Extract every line that contains the string "What".

** Start of Extracted data **

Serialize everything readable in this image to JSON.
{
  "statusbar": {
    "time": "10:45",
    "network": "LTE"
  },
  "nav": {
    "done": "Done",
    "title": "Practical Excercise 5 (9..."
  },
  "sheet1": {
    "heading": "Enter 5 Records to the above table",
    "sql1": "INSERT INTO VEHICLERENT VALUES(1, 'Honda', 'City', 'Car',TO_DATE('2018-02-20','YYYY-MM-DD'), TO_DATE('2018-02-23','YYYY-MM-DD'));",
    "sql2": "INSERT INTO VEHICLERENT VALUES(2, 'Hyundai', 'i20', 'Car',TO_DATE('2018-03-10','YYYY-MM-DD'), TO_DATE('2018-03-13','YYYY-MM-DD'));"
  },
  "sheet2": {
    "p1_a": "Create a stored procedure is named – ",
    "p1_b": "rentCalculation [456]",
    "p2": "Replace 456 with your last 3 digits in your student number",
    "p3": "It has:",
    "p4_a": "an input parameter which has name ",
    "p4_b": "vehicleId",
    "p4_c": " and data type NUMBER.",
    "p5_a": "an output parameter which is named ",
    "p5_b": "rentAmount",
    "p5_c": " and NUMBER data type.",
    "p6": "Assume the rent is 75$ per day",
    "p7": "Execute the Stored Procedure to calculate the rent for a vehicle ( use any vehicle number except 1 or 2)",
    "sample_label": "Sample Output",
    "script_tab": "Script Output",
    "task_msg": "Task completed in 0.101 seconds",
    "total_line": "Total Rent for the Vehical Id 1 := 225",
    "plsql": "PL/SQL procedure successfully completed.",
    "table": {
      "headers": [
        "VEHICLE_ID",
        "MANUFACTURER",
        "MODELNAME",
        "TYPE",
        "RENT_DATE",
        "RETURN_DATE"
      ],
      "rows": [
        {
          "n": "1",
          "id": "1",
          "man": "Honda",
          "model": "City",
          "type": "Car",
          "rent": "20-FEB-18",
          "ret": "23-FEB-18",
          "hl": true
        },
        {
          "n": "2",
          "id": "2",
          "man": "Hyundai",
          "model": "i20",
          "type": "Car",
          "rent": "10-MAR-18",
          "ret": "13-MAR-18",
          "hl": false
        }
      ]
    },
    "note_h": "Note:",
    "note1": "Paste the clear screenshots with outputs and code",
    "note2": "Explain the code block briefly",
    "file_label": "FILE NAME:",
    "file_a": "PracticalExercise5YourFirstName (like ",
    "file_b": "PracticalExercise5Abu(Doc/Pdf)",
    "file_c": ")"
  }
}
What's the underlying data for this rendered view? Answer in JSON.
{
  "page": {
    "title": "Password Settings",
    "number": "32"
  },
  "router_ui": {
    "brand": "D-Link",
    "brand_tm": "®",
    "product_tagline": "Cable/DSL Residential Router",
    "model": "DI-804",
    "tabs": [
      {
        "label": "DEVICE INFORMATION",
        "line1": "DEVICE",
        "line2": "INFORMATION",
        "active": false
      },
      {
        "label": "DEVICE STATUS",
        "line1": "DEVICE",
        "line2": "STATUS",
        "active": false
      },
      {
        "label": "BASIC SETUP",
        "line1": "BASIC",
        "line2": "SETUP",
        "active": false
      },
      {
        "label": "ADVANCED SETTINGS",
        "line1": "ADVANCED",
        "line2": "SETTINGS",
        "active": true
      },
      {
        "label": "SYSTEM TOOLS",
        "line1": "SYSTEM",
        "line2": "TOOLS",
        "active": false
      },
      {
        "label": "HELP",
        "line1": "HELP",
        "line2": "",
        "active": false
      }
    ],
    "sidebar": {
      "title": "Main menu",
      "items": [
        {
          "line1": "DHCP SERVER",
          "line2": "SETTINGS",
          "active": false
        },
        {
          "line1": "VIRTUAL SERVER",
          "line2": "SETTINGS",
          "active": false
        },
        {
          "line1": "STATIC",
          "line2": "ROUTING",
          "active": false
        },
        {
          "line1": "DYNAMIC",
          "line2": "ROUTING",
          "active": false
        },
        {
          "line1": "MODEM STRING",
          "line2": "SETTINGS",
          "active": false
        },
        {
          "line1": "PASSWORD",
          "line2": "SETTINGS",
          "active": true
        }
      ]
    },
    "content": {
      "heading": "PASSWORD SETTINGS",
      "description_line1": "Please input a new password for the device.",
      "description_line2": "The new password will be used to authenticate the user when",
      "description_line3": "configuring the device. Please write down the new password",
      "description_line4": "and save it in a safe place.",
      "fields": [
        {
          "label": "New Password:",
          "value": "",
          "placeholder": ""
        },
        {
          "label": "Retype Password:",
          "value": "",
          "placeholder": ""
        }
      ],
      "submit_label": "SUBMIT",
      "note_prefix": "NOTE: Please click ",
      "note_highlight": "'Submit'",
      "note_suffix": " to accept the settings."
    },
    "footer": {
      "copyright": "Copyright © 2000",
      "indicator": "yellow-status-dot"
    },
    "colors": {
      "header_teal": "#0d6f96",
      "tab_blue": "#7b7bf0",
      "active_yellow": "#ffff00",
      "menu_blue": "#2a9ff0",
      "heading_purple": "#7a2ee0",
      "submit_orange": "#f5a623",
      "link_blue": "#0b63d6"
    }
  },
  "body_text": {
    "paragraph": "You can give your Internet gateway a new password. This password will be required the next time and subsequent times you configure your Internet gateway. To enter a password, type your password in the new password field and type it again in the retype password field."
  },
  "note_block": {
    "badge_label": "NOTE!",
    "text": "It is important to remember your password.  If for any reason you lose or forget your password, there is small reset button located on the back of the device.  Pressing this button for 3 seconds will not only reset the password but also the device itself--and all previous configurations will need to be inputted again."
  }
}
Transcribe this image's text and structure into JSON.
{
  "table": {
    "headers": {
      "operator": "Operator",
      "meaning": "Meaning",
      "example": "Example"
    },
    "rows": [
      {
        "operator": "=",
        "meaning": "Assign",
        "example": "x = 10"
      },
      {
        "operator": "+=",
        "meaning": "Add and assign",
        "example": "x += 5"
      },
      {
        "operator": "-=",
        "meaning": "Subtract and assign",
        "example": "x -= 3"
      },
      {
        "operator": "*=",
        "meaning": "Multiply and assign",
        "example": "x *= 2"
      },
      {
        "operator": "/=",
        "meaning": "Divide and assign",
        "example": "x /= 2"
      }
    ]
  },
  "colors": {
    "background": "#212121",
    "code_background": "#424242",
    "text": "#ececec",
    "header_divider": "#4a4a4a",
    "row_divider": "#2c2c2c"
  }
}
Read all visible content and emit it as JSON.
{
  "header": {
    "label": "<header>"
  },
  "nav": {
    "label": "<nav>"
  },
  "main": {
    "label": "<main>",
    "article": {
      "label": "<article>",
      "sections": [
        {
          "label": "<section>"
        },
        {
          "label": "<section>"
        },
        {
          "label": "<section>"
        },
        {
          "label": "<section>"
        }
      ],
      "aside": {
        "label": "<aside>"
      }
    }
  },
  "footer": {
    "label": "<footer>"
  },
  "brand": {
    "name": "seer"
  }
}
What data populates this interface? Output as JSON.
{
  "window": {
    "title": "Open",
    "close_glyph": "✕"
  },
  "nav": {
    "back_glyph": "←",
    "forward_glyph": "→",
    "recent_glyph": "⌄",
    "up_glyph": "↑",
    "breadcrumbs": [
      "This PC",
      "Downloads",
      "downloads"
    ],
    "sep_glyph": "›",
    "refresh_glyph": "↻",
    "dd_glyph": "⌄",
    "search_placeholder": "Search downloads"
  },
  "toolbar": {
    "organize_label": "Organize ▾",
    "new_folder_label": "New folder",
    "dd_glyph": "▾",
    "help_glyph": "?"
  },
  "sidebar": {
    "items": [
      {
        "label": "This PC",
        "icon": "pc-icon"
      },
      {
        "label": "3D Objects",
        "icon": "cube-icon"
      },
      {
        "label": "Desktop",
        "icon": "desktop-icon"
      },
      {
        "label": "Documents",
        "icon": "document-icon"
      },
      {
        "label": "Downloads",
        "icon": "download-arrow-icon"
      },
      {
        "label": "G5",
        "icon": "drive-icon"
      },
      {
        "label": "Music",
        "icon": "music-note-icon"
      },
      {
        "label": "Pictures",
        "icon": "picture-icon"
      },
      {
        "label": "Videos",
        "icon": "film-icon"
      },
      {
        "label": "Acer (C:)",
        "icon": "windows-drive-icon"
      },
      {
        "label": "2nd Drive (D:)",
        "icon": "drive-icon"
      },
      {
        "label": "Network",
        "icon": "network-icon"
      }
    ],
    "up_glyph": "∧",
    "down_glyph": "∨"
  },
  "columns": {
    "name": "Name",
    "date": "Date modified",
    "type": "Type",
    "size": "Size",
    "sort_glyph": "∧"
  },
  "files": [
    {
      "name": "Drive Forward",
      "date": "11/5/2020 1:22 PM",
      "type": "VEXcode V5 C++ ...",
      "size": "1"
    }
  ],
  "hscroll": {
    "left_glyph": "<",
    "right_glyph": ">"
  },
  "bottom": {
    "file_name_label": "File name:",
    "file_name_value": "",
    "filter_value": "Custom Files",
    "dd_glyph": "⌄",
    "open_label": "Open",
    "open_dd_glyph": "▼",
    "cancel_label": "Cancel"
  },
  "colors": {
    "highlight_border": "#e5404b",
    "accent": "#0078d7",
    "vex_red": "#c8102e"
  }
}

** End of Extracted data **

Exercise answer =
What's the underlying data for this rendered view? Answer in JSON.
What data populates this interface? Output as JSON.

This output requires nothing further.